-- Requirements --
Among the following entries, count the lines that contain "translation" and report only the result.

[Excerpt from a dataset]
◆ ◆ ◆ ◆ ◆

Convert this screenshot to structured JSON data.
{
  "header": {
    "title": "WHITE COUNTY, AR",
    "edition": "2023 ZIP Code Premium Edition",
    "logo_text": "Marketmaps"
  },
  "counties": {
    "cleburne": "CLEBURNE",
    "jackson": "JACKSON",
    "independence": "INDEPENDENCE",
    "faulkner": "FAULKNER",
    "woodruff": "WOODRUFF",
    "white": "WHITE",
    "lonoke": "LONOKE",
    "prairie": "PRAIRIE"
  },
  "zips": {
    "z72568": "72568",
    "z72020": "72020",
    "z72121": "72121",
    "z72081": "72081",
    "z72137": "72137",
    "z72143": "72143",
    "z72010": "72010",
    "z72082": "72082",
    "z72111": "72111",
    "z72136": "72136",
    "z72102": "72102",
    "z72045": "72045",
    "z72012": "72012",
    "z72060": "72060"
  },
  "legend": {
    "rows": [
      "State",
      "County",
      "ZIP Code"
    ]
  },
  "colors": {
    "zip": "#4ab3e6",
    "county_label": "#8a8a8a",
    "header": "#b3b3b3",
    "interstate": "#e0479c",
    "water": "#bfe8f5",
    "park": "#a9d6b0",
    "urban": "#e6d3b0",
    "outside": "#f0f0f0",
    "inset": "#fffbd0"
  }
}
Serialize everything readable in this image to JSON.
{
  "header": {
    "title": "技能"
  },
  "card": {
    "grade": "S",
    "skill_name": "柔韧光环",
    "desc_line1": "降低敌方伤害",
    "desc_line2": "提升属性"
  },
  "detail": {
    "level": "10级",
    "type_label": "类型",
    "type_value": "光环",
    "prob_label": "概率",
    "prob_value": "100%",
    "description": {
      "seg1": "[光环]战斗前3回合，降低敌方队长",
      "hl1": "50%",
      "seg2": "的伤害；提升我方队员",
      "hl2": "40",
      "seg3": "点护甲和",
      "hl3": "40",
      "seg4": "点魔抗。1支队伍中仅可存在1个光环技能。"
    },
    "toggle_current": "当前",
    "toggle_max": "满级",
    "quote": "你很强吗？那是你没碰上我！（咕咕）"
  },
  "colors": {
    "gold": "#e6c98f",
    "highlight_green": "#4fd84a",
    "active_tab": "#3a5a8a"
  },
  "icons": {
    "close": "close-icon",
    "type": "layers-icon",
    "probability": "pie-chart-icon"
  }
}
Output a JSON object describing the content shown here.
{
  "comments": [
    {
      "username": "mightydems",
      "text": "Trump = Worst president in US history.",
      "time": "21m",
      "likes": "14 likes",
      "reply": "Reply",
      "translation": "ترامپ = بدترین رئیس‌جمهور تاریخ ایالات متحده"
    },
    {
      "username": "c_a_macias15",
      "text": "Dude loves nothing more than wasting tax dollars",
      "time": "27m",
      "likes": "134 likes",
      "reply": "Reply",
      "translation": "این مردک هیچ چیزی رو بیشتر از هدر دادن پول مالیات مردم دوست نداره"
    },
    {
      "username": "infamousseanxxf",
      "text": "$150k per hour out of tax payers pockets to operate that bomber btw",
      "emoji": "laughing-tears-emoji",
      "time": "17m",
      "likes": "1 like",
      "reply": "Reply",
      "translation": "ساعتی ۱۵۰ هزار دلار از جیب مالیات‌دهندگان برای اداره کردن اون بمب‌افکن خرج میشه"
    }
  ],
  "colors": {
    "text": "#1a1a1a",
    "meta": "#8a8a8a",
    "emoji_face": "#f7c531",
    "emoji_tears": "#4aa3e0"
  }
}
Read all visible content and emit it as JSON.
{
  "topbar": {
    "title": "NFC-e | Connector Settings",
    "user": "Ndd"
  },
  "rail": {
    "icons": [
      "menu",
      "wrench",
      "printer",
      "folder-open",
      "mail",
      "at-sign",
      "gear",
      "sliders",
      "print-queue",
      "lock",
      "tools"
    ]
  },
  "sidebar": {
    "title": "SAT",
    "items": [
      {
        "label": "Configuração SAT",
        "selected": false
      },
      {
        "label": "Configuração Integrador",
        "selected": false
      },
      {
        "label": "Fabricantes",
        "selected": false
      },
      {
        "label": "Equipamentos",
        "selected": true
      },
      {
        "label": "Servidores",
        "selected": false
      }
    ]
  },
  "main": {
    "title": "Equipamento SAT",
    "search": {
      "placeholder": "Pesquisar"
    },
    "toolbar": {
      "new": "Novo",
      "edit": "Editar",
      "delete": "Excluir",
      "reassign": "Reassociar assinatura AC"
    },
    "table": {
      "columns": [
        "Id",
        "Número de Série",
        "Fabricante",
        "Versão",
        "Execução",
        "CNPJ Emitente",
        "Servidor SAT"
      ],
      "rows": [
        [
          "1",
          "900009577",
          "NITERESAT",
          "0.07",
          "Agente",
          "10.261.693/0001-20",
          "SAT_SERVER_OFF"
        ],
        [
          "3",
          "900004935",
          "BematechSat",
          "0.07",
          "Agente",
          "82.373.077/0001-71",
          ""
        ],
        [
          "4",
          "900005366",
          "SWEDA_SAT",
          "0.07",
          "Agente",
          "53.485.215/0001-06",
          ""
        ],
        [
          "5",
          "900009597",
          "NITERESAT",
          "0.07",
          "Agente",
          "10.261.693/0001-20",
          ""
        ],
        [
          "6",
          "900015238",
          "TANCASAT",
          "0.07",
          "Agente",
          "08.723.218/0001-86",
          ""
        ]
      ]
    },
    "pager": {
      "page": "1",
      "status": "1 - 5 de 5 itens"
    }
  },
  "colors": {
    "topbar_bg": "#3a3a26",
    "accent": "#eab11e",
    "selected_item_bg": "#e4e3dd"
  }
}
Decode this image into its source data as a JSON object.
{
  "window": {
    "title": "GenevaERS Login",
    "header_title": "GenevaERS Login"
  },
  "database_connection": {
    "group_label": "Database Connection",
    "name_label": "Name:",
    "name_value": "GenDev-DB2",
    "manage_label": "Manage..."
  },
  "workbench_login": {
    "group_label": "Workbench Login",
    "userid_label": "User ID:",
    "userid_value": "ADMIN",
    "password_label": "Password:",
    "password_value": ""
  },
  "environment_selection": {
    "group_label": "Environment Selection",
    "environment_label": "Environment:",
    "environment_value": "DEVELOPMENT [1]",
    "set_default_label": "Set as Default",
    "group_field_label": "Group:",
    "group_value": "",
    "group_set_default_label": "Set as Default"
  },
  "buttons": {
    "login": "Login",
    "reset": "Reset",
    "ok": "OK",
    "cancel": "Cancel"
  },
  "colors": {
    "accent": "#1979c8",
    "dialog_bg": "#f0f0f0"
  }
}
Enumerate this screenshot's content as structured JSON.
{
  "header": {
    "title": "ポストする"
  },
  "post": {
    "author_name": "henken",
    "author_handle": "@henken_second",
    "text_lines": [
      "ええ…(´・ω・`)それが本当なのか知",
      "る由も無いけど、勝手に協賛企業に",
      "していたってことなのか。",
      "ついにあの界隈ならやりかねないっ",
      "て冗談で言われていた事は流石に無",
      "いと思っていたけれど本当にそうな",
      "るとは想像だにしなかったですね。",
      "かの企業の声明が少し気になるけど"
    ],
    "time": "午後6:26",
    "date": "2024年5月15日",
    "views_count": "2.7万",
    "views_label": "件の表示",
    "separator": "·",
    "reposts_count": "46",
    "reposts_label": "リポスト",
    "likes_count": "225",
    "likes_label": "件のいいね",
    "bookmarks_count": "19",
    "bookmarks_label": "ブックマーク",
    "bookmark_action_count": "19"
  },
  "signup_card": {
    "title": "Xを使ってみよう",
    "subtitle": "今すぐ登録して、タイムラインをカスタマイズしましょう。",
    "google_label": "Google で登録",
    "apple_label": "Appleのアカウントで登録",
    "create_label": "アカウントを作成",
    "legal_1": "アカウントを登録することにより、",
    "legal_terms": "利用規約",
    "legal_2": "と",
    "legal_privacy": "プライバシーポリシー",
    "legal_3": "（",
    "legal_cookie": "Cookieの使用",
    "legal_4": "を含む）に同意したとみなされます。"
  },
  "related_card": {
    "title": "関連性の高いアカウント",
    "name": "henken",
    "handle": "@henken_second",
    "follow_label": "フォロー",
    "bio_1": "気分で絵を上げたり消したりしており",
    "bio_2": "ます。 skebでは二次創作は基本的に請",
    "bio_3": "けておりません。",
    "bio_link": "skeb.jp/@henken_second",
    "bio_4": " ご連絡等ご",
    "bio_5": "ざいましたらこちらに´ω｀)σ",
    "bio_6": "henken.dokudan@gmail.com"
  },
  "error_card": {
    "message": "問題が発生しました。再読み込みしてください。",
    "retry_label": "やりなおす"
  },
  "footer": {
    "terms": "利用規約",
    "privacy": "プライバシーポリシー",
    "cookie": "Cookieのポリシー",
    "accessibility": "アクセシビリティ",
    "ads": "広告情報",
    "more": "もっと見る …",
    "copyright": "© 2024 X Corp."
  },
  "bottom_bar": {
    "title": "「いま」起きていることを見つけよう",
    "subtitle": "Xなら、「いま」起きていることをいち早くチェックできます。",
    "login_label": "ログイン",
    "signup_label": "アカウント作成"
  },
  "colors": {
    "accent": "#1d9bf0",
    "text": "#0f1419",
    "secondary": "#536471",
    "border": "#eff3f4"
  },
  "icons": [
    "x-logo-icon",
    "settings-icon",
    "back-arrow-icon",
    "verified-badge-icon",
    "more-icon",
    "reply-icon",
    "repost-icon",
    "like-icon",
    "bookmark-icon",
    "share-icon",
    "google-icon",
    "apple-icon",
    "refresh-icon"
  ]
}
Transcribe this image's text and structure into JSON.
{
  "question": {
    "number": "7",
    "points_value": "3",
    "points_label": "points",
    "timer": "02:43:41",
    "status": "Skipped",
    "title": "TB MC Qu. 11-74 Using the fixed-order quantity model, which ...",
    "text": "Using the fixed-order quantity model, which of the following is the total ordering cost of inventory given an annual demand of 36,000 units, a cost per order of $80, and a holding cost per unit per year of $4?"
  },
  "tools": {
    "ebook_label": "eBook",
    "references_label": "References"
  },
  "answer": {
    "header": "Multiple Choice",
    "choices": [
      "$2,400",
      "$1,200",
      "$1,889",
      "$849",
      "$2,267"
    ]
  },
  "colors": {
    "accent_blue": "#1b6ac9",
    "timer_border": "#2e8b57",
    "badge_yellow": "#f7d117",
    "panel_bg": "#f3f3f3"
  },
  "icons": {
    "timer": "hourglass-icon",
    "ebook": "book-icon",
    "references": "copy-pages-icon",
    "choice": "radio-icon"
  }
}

◆ ◆ ◆ ◆ ◆

-- Exercise output --
3